───── EXERCISE INPUT ─────

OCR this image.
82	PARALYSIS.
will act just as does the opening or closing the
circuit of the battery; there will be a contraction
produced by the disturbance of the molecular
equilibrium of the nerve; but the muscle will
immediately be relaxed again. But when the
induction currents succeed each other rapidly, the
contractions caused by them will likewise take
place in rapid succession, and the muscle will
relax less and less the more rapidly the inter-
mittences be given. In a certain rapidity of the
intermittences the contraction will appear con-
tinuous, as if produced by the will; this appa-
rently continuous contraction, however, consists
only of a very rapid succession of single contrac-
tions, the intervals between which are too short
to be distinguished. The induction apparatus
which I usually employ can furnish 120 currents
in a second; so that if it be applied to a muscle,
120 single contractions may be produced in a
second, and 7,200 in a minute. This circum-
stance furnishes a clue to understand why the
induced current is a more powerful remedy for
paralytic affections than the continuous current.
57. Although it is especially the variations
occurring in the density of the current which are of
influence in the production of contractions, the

─────

Write out the records shown above, exactly as they appear.

OCR this image.
82	PARALYSIS.
will act just as does the opening or closing the
circuit of the battery; there will be a contraction
produced by the disturbance of the molecular
equilibrium of the nerve; but the muscle will
immediately be relaxed again. But when the
induction currents succeed each other rapidly, the
contractions caused by them will likewise take
place in rapid succession, and the muscle will
relax less and less the more rapidly the inter-
mittences be given. In a certain rapidity of the
intermittences the contraction will appear con-
tinuous, as if produced by the will; this appa-
rently continuous contraction, however, consists
only of a very rapid succession of single contrac-
tions, the intervals between which are too short
to be distinguished. The induction apparatus
which I usually employ can furnish 120 currents
in a second; so that if it be applied to a muscle,
120 single contractions may be produced in a
second, and 7,200 in a minute. This circum-
stance furnishes a clue to understand why the
induced current is a more powerful remedy for
paralytic affections than the continuous current.
57. Although it is especially the variations
occurring in the density of the current which are of
influence in the production of contractions, the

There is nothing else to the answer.